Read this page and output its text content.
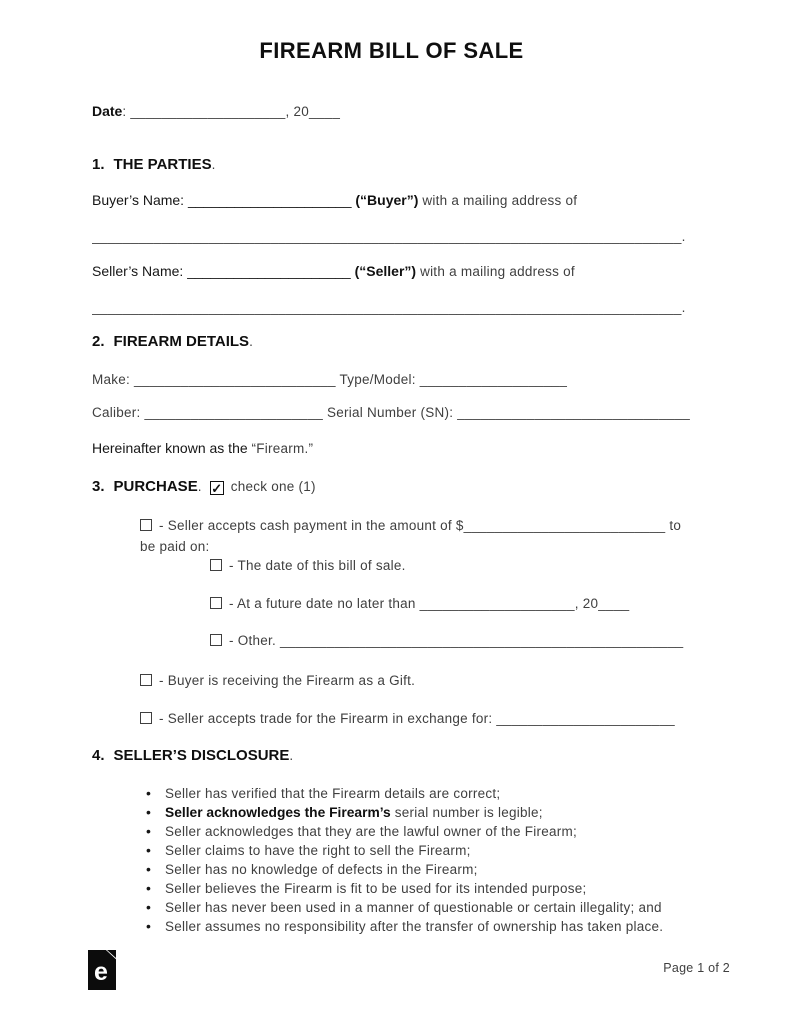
FIREARM BILL OF SALE
Date: ____________________, 20____
1. THE PARTIES.
Buyer’s Name: _____________________ (“Buyer”) with a mailing address of
____________________________________________________________________________.
Seller’s Name: _____________________ (“Seller”) with a mailing address of
____________________________________________________________________________.
2. FIREARM DETAILS.
Make: __________________________ Type/Model: ___________________
Caliber: _______________________ Serial Number (SN): ______________________________
Hereinafter known as the “Firearm.”
3. PURCHASE. ✓ check one (1)
- Seller accepts cash payment in the amount of $__________________________ to
be paid on:
- The date of this bill of sale.
- At a future date no later than ____________________, 20____
- Other. ____________________________________________________
- Buyer is receiving the Firearm as a Gift.
- Seller accepts trade for the Firearm in exchange for: _______________________
4. SELLER’S DISCLOSURE.
• Seller has verified that the Firearm details are correct;
• Seller acknowledges the Firearm’s serial number is legible;
• Seller acknowledges that they are the lawful owner of the Firearm;
• Seller claims to have the right to sell the Firearm;
• Seller has no knowledge of defects in the Firearm;
• Seller believes the Firearm is fit to be used for its intended purpose;
• Seller has never been used in a manner of questionable or certain illegality; and
• Seller assumes no responsibility after the transfer of ownership has taken place.
e	Page 1 of 2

▸ Stated exercise
Without the pictures, reproduce every line of the records above exactly.

▸ Written solution
Read this page and output its text content.
FIREARM BILL OF SALE
Date: ____________________, 20____
1. THE PARTIES.
Buyer’s Name: _____________________ (“Buyer”) with a mailing address of
____________________________________________________________________________.
Seller’s Name: _____________________ (“Seller”) with a mailing address of
____________________________________________________________________________.
2. FIREARM DETAILS.
Make: __________________________ Type/Model: ___________________
Caliber: _______________________ Serial Number (SN): ______________________________
Hereinafter known as the “Firearm.”
3. PURCHASE. ✓ check one (1)
- Seller accepts cash payment in the amount of $__________________________ to
be paid on:
- The date of this bill of sale.
- At a future date no later than ____________________, 20____
- Other. ____________________________________________________
- Buyer is receiving the Firearm as a Gift.
- Seller accepts trade for the Firearm in exchange for: _______________________
4. SELLER’S DISCLOSURE.
• Seller has verified that the Firearm details are correct;
• Seller acknowledges the Firearm’s serial number is legible;
• Seller acknowledges that they are the lawful owner of the Firearm;
• Seller claims to have the right to sell the Firearm;
• Seller has no knowledge of defects in the Firearm;
• Seller believes the Firearm is fit to be used for its intended purpose;
• Seller has never been used in a manner of questionable or certain illegality; and
• Seller assumes no responsibility after the transfer of ownership has taken place.
e	Page 1 of 2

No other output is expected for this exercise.